THE EXERCISE –
Look through the material below. Copy every line with the string "this" in it.

Extracted records –

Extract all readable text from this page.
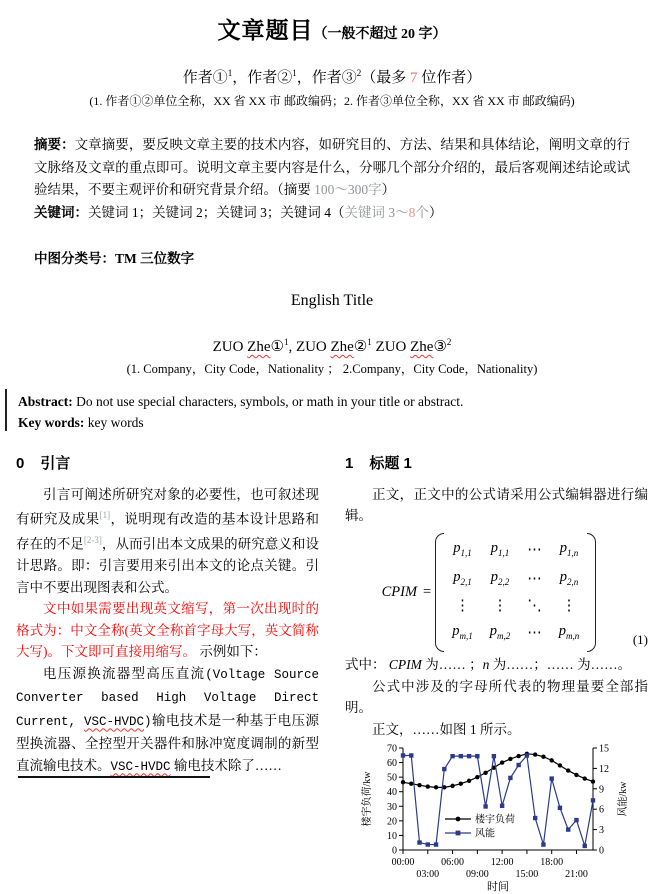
文章题目（一般不超过 20 字）
作者①$^1$，作者②$^1$，作者③$^2$（最多 7 位作者）
(1. 作者①②单位全称，XX 省 XX 市 邮政编码；2. 作者③单位全称，XX 省 XX 市 邮政编码)
摘要：文章摘要，要反映文章主要的技术内容，如研究目的、方法、结果和具体结论，阐明文章的行文脉络及文章的重点即可。说明文章主要内容是什么，分哪几个部分介绍的，最后客观阐述结论或试验结果，不要主观评价和研究背景介绍。（摘要 100～300字）
关键词：关键词 1；关键词 2；关键词 3；关键词 4（关键词 3～8个）
中图分类号：TM 三位数字
English Title
ZUO Zhe①$^1$, ZUO Zhe②$^1$ ZUO Zhe③$^2$
(1. Company，City Code，Nationality ； 2.Company，City Code，Nationality)
Abstract: Do not use special characters, symbols, or math in your title or abstract.
Key words: key words
0 引言

引言可阐述所研究对象的必要性，也可叙述现有研究及成果[1]，说明现有改造的基本设计思路和存在的不足[2-3]，从而引出本文成果的研究意义和设计思路。即：引言要用来引出本文的论点关键。引言中不要出现图表和公式。

文中如果需要出现英文缩写，第一次出现时的格式为：中文全称(英文全称首字母大写，英文简称大写)。下文即可直接用缩写。 示例如下：

电压源换流器型高压直流(Voltage Source Converter based High Voltage Direct Current, VSC-HVDC)输电技术是一种基于电压源型换流器、全控型开关器件和脉冲宽度调制的新型直流输电技术。VSC-HVDC 输电技术除了……

1 标题 1

正文，正文中的公式请采用公式编辑器进行编辑。

CPIM =
$p_{1,1}$ $p_{1,1}$ ⋯ $p_{1,n}$
$p_{2,1}$ $p_{2,2}$ ⋯ $p_{2,n}$
⋮ ⋮ ⋱ ⋮
$p_{m,1}$ $p_{m,2}$ ⋯ $p_{m,n}$	(1)

式中： CPIM 为…… ；n 为……；…… 为……。

公式中涉及的字母所代表的物理量要全部指明。

正文，……如图 1 所示。

0
10
20
30
40
50
60
70
0
3
6
9
12
15
00:00
03:00
06:00
09:00
12:00
15:00
18:00
21:00
时间
楼宇负荷/kw	风能/kw
楼宇负荷
风能
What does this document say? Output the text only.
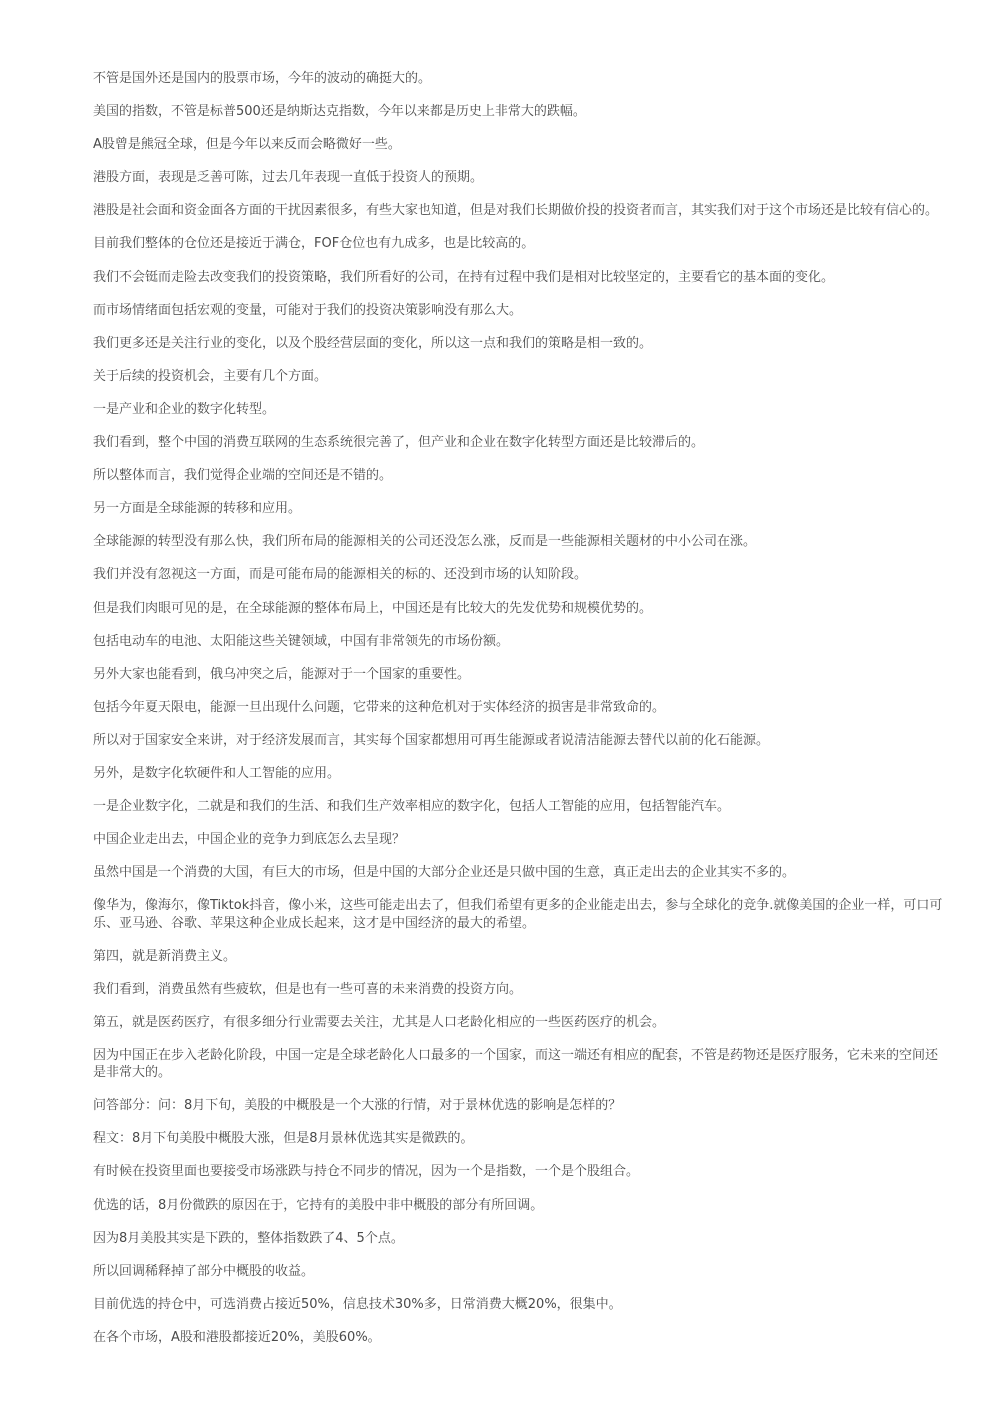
不管是国外还是国内的股票市场，今年的波动的确挺大的。

美国的指数，不管是标普500还是纳斯达克指数，今年以来都是历史上非常大的跌幅。

A股曾是熊冠全球，但是今年以来反而会略微好一些。

港股方面，表现是乏善可陈，过去几年表现一直低于投资人的预期。

港股是社会面和资金面各方面的干扰因素很多，有些大家也知道，但是对我们长期做价投的投资者而言，其实我们对于这个市场还是比较有信心的。

目前我们整体的仓位还是接近于满仓，FOF仓位也有九成多，也是比较高的。

我们不会铤而走险去改变我们的投资策略，我们所看好的公司，在持有过程中我们是相对比较坚定的，主要看它的基本面的变化。

而市场情绪面包括宏观的变量，可能对于我们的投资决策影响没有那么大。

我们更多还是关注行业的变化，以及个股经营层面的变化，所以这一点和我们的策略是相一致的。

关于后续的投资机会，主要有几个方面。

一是产业和企业的数字化转型。

我们看到，整个中国的消费互联网的生态系统很完善了，但产业和企业在数字化转型方面还是比较滞后的。

所以整体而言，我们觉得企业端的空间还是不错的。

另一方面是全球能源的转移和应用。

全球能源的转型没有那么快，我们所布局的能源相关的公司还没怎么涨，反而是一些能源相关题材的中小公司在涨。

我们并没有忽视这一方面，而是可能布局的能源相关的标的、还没到市场的认知阶段。

但是我们肉眼可见的是，在全球能源的整体布局上，中国还是有比较大的先发优势和规模优势的。

包括电动车的电池、太阳能这些关键领域，中国有非常领先的市场份额。

另外大家也能看到，俄乌冲突之后，能源对于一个国家的重要性。

包括今年夏天限电，能源一旦出现什么问题，它带来的这种危机对于实体经济的损害是非常致命的。

所以对于国家安全来讲，对于经济发展而言，其实每个国家都想用可再生能源或者说清洁能源去替代以前的化石能源。

另外，是数字化软硬件和人工智能的应用。

一是企业数字化，二就是和我们的生活、和我们生产效率相应的数字化，包括人工智能的应用，包括智能汽车。

中国企业走出去，中国企业的竞争力到底怎么去呈现？

虽然中国是一个消费的大国，有巨大的市场，但是中国的大部分企业还是只做中国的生意，真正走出去的企业其实不多的。

像华为，像海尔，像Tiktok抖音，像小米，这些可能走出去了，但我们希望有更多的企业能走出去，参与全球化的竞争.就像美国的企业一样，可口可乐、亚马逊、谷歌、苹果这种企业成长起来，这才是中国经济的最大的希望。

第四，就是新消费主义。

我们看到，消费虽然有些疲软，但是也有一些可喜的未来消费的投资方向。

第五，就是医药医疗，有很多细分行业需要去关注，尤其是人口老龄化相应的一些医药医疗的机会。

因为中国正在步入老龄化阶段，中国一定是全球老龄化人口最多的一个国家，而这一端还有相应的配套，不管是药物还是医疗服务，它未来的空间还是非常大的。

问答部分：问：8月下旬，美股的中概股是一个大涨的行情，对于景林优选的影响是怎样的？

程文：8月下旬美股中概股大涨，但是8月景林优选其实是微跌的。

有时候在投资里面也要接受市场涨跌与持仓不同步的情况，因为一个是指数，一个是个股组合。

优选的话，8月份微跌的原因在于，它持有的美股中非中概股的部分有所回调。

因为8月美股其实是下跌的，整体指数跌了4、5个点。

所以回调稀释掉了部分中概股的收益。

目前优选的持仓中，可选消费占接近50%，信息技术30%多，日常消费大概20%，很集中。

在各个市场，A股和港股都接近20%，美股60%。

EXERCISE RESULT –
Extract all readable text from this page.
What does this document say? Output the text only.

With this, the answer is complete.